*Instructions to follow*. Under this task are some entries; return every one of them exactly.

[A block of data]

◆ ◆ ◆

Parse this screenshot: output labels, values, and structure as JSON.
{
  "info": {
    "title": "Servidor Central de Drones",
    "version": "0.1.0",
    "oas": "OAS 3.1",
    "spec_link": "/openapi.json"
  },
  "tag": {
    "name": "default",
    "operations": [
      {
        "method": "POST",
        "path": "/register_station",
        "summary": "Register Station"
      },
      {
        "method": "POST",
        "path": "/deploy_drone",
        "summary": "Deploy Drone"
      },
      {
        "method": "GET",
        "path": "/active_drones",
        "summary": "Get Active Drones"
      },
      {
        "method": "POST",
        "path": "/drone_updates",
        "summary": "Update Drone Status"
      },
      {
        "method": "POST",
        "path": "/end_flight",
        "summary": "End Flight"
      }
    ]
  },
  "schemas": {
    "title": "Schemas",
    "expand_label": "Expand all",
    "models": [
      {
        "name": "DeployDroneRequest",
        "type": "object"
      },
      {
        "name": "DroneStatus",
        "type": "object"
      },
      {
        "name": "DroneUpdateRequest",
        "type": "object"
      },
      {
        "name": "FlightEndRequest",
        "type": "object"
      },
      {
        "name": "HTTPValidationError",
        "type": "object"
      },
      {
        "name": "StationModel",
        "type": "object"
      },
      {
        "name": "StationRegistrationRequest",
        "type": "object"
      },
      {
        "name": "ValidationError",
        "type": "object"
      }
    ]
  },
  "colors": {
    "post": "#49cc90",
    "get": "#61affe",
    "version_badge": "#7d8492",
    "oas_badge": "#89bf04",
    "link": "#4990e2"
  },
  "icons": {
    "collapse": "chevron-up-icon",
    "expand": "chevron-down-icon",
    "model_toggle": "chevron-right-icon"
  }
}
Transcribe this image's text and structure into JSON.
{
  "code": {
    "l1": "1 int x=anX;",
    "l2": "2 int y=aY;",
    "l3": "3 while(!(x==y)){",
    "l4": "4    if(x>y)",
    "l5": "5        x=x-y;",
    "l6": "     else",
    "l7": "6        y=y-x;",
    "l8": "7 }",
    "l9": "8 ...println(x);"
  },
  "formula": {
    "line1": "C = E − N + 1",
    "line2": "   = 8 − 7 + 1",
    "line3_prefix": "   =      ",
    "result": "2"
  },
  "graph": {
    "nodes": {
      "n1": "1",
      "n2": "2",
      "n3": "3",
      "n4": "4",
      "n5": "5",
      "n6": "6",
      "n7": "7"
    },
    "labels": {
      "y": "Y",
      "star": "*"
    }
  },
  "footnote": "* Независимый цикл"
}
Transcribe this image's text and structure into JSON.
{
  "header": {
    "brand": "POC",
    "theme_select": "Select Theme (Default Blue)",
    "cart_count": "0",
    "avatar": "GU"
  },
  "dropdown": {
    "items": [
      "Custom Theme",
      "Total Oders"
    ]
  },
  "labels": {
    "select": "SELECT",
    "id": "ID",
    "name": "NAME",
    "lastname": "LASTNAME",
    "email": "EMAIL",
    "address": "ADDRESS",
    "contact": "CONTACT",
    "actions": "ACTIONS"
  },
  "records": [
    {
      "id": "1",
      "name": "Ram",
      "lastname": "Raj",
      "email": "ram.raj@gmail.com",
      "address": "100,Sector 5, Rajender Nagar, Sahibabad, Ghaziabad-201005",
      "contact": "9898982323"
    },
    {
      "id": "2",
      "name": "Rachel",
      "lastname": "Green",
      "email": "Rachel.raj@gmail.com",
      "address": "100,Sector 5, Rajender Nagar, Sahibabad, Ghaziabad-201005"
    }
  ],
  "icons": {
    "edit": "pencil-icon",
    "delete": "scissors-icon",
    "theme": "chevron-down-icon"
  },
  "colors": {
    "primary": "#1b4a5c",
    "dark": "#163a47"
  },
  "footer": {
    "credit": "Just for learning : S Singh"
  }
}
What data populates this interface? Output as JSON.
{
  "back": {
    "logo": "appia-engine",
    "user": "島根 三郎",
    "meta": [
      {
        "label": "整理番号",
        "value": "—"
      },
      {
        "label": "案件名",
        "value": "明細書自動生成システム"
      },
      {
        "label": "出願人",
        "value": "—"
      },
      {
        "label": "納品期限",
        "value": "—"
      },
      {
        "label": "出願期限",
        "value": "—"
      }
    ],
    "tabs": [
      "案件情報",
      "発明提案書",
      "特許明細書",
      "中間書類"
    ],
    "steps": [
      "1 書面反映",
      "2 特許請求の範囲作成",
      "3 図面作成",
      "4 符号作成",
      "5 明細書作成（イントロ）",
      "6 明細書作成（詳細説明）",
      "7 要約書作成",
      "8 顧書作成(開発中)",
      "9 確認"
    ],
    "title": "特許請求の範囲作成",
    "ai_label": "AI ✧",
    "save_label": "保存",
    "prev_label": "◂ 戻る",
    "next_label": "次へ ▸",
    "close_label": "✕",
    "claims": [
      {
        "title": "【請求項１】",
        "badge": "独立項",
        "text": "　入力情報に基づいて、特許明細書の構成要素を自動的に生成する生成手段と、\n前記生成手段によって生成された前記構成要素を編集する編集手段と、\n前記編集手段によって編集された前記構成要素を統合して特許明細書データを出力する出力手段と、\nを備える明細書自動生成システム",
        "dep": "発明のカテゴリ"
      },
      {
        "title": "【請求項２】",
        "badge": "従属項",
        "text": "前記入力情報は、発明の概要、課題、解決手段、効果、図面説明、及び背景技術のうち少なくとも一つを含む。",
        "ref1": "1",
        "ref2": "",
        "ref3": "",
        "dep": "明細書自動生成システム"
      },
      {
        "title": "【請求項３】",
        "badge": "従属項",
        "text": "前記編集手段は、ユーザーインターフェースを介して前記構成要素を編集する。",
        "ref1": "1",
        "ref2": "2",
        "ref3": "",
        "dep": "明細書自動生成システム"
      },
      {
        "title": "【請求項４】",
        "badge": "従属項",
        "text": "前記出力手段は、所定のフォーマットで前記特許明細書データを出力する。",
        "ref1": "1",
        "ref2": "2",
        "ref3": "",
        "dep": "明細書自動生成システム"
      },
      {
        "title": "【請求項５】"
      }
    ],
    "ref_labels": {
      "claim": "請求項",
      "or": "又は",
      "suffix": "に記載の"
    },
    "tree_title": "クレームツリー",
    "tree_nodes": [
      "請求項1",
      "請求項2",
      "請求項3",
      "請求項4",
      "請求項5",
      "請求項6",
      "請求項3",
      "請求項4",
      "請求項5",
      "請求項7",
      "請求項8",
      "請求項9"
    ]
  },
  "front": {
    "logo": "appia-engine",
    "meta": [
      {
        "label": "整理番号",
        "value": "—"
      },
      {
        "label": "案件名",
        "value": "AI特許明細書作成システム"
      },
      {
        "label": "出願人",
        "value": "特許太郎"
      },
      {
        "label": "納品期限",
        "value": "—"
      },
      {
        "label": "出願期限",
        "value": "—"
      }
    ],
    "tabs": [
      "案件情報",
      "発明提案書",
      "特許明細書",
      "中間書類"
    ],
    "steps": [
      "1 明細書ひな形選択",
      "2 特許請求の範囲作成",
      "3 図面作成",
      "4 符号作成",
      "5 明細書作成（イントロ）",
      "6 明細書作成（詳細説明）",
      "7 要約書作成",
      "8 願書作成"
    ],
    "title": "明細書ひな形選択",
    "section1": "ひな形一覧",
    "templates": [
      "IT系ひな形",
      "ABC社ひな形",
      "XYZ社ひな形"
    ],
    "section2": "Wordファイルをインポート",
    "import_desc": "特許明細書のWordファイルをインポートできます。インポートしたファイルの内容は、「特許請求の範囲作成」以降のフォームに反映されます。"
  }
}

◆ ◆ ◆

*Answer for this exercise*.
Parse this screenshot: output labels, values, and structure as JSON.
{
  "info": {
    "title": "Servidor Central de Drones",
    "version": "0.1.0",
    "oas": "OAS 3.1",
    "spec_link": "/openapi.json"
  },
  "tag": {
    "name": "default",
    "operations": [
      {
        "method": "POST",
        "path": "/register_station",
        "summary": "Register Station"
      },
      {
        "method": "POST",
        "path": "/deploy_drone",
        "summary": "Deploy Drone"
      },
      {
        "method": "GET",
        "path": "/active_drones",
        "summary": "Get Active Drones"
      },
      {
        "method": "POST",
        "path": "/drone_updates",
        "summary": "Update Drone Status"
      },
      {
        "method": "POST",
        "path": "/end_flight",
        "summary": "End Flight"
      }
    ]
  },
  "schemas": {
    "title": "Schemas",
    "expand_label": "Expand all",
    "models": [
      {
        "name": "DeployDroneRequest",
        "type": "object"
      },
      {
        "name": "DroneStatus",
        "type": "object"
      },
      {
        "name": "DroneUpdateRequest",
        "type": "object"
      },
      {
        "name": "FlightEndRequest",
        "type": "object"
      },
      {
        "name": "HTTPValidationError",
        "type": "object"
      },
      {
        "name": "StationModel",
        "type": "object"
      },
      {
        "name": "StationRegistrationRequest",
        "type": "object"
      },
      {
        "name": "ValidationError",
        "type": "object"
      }
    ]
  },
  "colors": {
    "post": "#49cc90",
    "get": "#61affe",
    "version_badge": "#7d8492",
    "oas_badge": "#89bf04",
    "link": "#4990e2"
  },
  "icons": {
    "collapse": "chevron-up-icon",
    "expand": "chevron-down-icon",
    "model_toggle": "chevron-right-icon"
  }
}
Transcribe this image's text and structure into JSON.
{
  "code": {
    "l1": "1 int x=anX;",
    "l2": "2 int y=aY;",
    "l3": "3 while(!(x==y)){",
    "l4": "4    if(x>y)",
    "l5": "5        x=x-y;",
    "l6": "     else",
    "l7": "6        y=y-x;",
    "l8": "7 }",
    "l9": "8 ...println(x);"
  },
  "formula": {
    "line1": "C = E − N + 1",
    "line2": "   = 8 − 7 + 1",
    "line3_prefix": "   =      ",
    "result": "2"
  },
  "graph": {
    "nodes": {
      "n1": "1",
      "n2": "2",
      "n3": "3",
      "n4": "4",
      "n5": "5",
      "n6": "6",
      "n7": "7"
    },
    "labels": {
      "y": "Y",
      "star": "*"
    }
  },
  "footnote": "* Независимый цикл"
}
Transcribe this image's text and structure into JSON.
{
  "header": {
    "brand": "POC",
    "theme_select": "Select Theme (Default Blue)",
    "cart_count": "0",
    "avatar": "GU"
  },
  "dropdown": {
    "items": [
      "Custom Theme",
      "Total Oders"
    ]
  },
  "labels": {
    "select": "SELECT",
    "id": "ID",
    "name": "NAME",
    "lastname": "LASTNAME",
    "email": "EMAIL",
    "address": "ADDRESS",
    "contact": "CONTACT",
    "actions": "ACTIONS"
  },
  "records": [
    {
      "id": "1",
      "name": "Ram",
      "lastname": "Raj",
      "email": "ram.raj@gmail.com",
      "address": "100,Sector 5, Rajender Nagar, Sahibabad, Ghaziabad-201005",
      "contact": "9898982323"
    },
    {
      "id": "2",
      "name": "Rachel",
      "lastname": "Green",
      "email": "Rachel.raj@gmail.com",
      "address": "100,Sector 5, Rajender Nagar, Sahibabad, Ghaziabad-201005"
    }
  ],
  "icons": {
    "edit": "pencil-icon",
    "delete": "scissors-icon",
    "theme": "chevron-down-icon"
  },
  "colors": {
    "primary": "#1b4a5c",
    "dark": "#163a47"
  },
  "footer": {
    "credit": "Just for learning : S Singh"
  }
}
What data populates this interface? Output as JSON.
{
  "back": {
    "logo": "appia-engine",
    "user": "島根 三郎",
    "meta": [
      {
        "label": "整理番号",
        "value": "—"
      },
      {
        "label": "案件名",
        "value": "明細書自動生成システム"
      },
      {
        "label": "出願人",
        "value": "—"
      },
      {
        "label": "納品期限",
        "value": "—"
      },
      {
        "label": "出願期限",
        "value": "—"
      }
    ],
    "tabs": [
      "案件情報",
      "発明提案書",
      "特許明細書",
      "中間書類"
    ],
    "steps": [
      "1 書面反映",
      "2 特許請求の範囲作成",
      "3 図面作成",
      "4 符号作成",
      "5 明細書作成（イントロ）",
      "6 明細書作成（詳細説明）",
      "7 要約書作成",
      "8 顧書作成(開発中)",
      "9 確認"
    ],
    "title": "特許請求の範囲作成",
    "ai_label": "AI ✧",
    "save_label": "保存",
    "prev_label": "◂ 戻る",
    "next_label": "次へ ▸",
    "close_label": "✕",
    "claims": [
      {
        "title": "【請求項１】",
        "badge": "独立項",
        "text": "　入力情報に基づいて、特許明細書の構成要素を自動的に生成する生成手段と、\n前記生成手段によって生成された前記構成要素を編集する編集手段と、\n前記編集手段によって編集された前記構成要素を統合して特許明細書データを出力する出力手段と、\nを備える明細書自動生成システム",
        "dep": "発明のカテゴリ"
      },
      {
        "title": "【請求項２】",
        "badge": "従属項",
        "text": "前記入力情報は、発明の概要、課題、解決手段、効果、図面説明、及び背景技術のうち少なくとも一つを含む。",
        "ref1": "1",
        "ref2": "",
        "ref3": "",
        "dep": "明細書自動生成システム"
      },
      {
        "title": "【請求項３】",
        "badge": "従属項",
        "text": "前記編集手段は、ユーザーインターフェースを介して前記構成要素を編集する。",
        "ref1": "1",
        "ref2": "2",
        "ref3": "",
        "dep": "明細書自動生成システム"
      },
      {
        "title": "【請求項４】",
        "badge": "従属項",
        "text": "前記出力手段は、所定のフォーマットで前記特許明細書データを出力する。",
        "ref1": "1",
        "ref2": "2",
        "ref3": "",
        "dep": "明細書自動生成システム"
      },
      {
        "title": "【請求項５】"
      }
    ],
    "ref_labels": {
      "claim": "請求項",
      "or": "又は",
      "suffix": "に記載の"
    },
    "tree_title": "クレームツリー",
    "tree_nodes": [
      "請求項1",
      "請求項2",
      "請求項3",
      "請求項4",
      "請求項5",
      "請求項6",
      "請求項3",
      "請求項4",
      "請求項5",
      "請求項7",
      "請求項8",
      "請求項9"
    ]
  },
  "front": {
    "logo": "appia-engine",
    "meta": [
      {
        "label": "整理番号",
        "value": "—"
      },
      {
        "label": "案件名",
        "value": "AI特許明細書作成システム"
      },
      {
        "label": "出願人",
        "value": "特許太郎"
      },
      {
        "label": "納品期限",
        "value": "—"
      },
      {
        "label": "出願期限",
        "value": "—"
      }
    ],
    "tabs": [
      "案件情報",
      "発明提案書",
      "特許明細書",
      "中間書類"
    ],
    "steps": [
      "1 明細書ひな形選択",
      "2 特許請求の範囲作成",
      "3 図面作成",
      "4 符号作成",
      "5 明細書作成（イントロ）",
      "6 明細書作成（詳細説明）",
      "7 要約書作成",
      "8 願書作成"
    ],
    "title": "明細書ひな形選択",
    "section1": "ひな形一覧",
    "templates": [
      "IT系ひな形",
      "ABC社ひな形",
      "XYZ社ひな形"
    ],
    "section2": "Wordファイルをインポート",
    "import_desc": "特許明細書のWordファイルをインポートできます。インポートしたファイルの内容は、「特許請求の範囲作成」以降のフォームに反映されます。"
  }
}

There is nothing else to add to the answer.